Task brief —
Pictures appear in the records below; write out everything else exactly.

····················

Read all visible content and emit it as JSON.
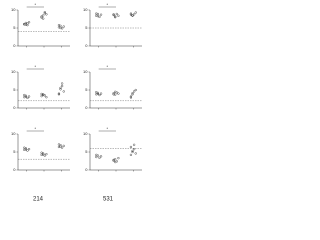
{
  "chart_data": [
    {
      "type": "strip",
      "ylim": [
        0,
        10
      ],
      "yticks": [
        0,
        5,
        10
      ],
      "ref": 4,
      "annotation": "*",
      "color": "#222",
      "values": [
        [
          6.1,
          6.4,
          5.8,
          6.6,
          6.0,
          5.9,
          6.3
        ],
        [
          8.2,
          7.6,
          9.1,
          8.8,
          7.9,
          8.5,
          9.4
        ],
        [
          5.2,
          5.6,
          4.9,
          5.4,
          5.8,
          5.0
        ]
      ]
    },
    {
      "type": "strip",
      "ylim": [
        0,
        10
      ],
      "yticks": [
        0,
        5,
        10
      ],
      "ref": 5,
      "annotation": "*",
      "color": "#222",
      "values": [
        [
          8.4,
          8.9,
          8.1,
          8.7,
          9.0,
          8.3
        ],
        [
          8.6,
          8.2,
          8.9,
          8.4,
          8.8,
          8.0
        ],
        [
          9.0,
          8.5,
          8.8,
          9.3,
          8.7,
          8.4
        ]
      ]
    },
    {
      "type": "strip",
      "ylim": [
        0,
        10
      ],
      "yticks": [
        0,
        5,
        10
      ],
      "ref": 2,
      "annotation": "*",
      "color": "#222",
      "values": [
        [
          3.0,
          3.4,
          2.8,
          3.2,
          3.6,
          3.1
        ],
        [
          3.3,
          3.8,
          3.5,
          3.0,
          3.9,
          3.6
        ],
        [
          4.0,
          5.2,
          6.1,
          4.6,
          3.8,
          5.6,
          6.8
        ]
      ]
    },
    {
      "type": "strip",
      "ylim": [
        0,
        10
      ],
      "yticks": [
        0,
        5,
        10
      ],
      "ref": 2,
      "annotation": "*",
      "color": "#222",
      "values": [
        [
          3.8,
          4.2,
          3.6,
          4.0,
          4.4,
          3.9
        ],
        [
          4.1,
          3.7,
          4.3,
          4.0,
          3.8,
          4.5
        ],
        [
          3.2,
          3.8,
          4.6,
          5.0,
          2.9,
          4.1
        ]
      ]
    },
    {
      "type": "strip",
      "ylim": [
        0,
        10
      ],
      "yticks": [
        0,
        5,
        10
      ],
      "ref": 3,
      "annotation": "*",
      "color": "#222",
      "values": [
        [
          5.6,
          6.0,
          5.4,
          5.8,
          6.2,
          5.7
        ],
        [
          4.2,
          4.6,
          4.0,
          4.4,
          4.8,
          4.3
        ],
        [
          6.4,
          6.9,
          6.2,
          6.7,
          7.1,
          6.5
        ]
      ]
    },
    {
      "type": "strip",
      "ylim": [
        0,
        10
      ],
      "yticks": [
        0,
        5,
        10
      ],
      "ref": 6,
      "annotation": "*",
      "color": "#222",
      "values": [
        [
          3.6,
          4.0,
          3.4,
          3.8,
          4.2
        ],
        [
          2.6,
          3.0,
          2.4,
          3.3,
          2.8,
          2.2
        ],
        [
          4.2,
          5.0,
          5.8,
          4.6,
          6.4,
          5.3,
          7.0
        ]
      ]
    }
  ],
  "column_labels": [
    "214",
    "531"
  ]
}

····················

Full solution —
Read all visible content and emit it as JSON.
{
  "chart_data": [
    {
      "type": "strip",
      "ylim": [
        0,
        10
      ],
      "yticks": [
        0,
        5,
        10
      ],
      "ref": 4,
      "annotation": "*",
      "color": "#222",
      "values": [
        [
          6.1,
          6.4,
          5.8,
          6.6,
          6.0,
          5.9,
          6.3
        ],
        [
          8.2,
          7.6,
          9.1,
          8.8,
          7.9,
          8.5,
          9.4
        ],
        [
          5.2,
          5.6,
          4.9,
          5.4,
          5.8,
          5.0
        ]
      ]
    },
    {
      "type": "strip",
      "ylim": [
        0,
        10
      ],
      "yticks": [
        0,
        5,
        10
      ],
      "ref": 5,
      "annotation": "*",
      "color": "#222",
      "values": [
        [
          8.4,
          8.9,
          8.1,
          8.7,
          9.0,
          8.3
        ],
        [
          8.6,
          8.2,
          8.9,
          8.4,
          8.8,
          8.0
        ],
        [
          9.0,
          8.5,
          8.8,
          9.3,
          8.7,
          8.4
        ]
      ]
    },
    {
      "type": "strip",
      "ylim": [
        0,
        10
      ],
      "yticks": [
        0,
        5,
        10
      ],
      "ref": 2,
      "annotation": "*",
      "color": "#222",
      "values": [
        [
          3.0,
          3.4,
          2.8,
          3.2,
          3.6,
          3.1
        ],
        [
          3.3,
          3.8,
          3.5,
          3.0,
          3.9,
          3.6
        ],
        [
          4.0,
          5.2,
          6.1,
          4.6,
          3.8,
          5.6,
          6.8
        ]
      ]
    },
    {
      "type": "strip",
      "ylim": [
        0,
        10
      ],
      "yticks": [
        0,
        5,
        10
      ],
      "ref": 2,
      "annotation": "*",
      "color": "#222",
      "values": [
        [
          3.8,
          4.2,
          3.6,
          4.0,
          4.4,
          3.9
        ],
        [
          4.1,
          3.7,
          4.3,
          4.0,
          3.8,
          4.5
        ],
        [
          3.2,
          3.8,
          4.6,
          5.0,
          2.9,
          4.1
        ]
      ]
    },
    {
      "type": "strip",
      "ylim": [
        0,
        10
      ],
      "yticks": [
        0,
        5,
        10
      ],
      "ref": 3,
      "annotation": "*",
      "color": "#222",
      "values": [
        [
          5.6,
          6.0,
          5.4,
          5.8,
          6.2,
          5.7
        ],
        [
          4.2,
          4.6,
          4.0,
          4.4,
          4.8,
          4.3
        ],
        [
          6.4,
          6.9,
          6.2,
          6.7,
          7.1,
          6.5
        ]
      ]
    },
    {
      "type": "strip",
      "ylim": [
        0,
        10
      ],
      "yticks": [
        0,
        5,
        10
      ],
      "ref": 6,
      "annotation": "*",
      "color": "#222",
      "values": [
        [
          3.6,
          4.0,
          3.4,
          3.8,
          4.2
        ],
        [
          2.6,
          3.0,
          2.4,
          3.3,
          2.8,
          2.2
        ],
        [
          4.2,
          5.0,
          5.8,
          4.6,
          6.4,
          5.3,
          7.0
        ]
      ]
    }
  ],
  "column_labels": [
    "214",
    "531"
  ]
}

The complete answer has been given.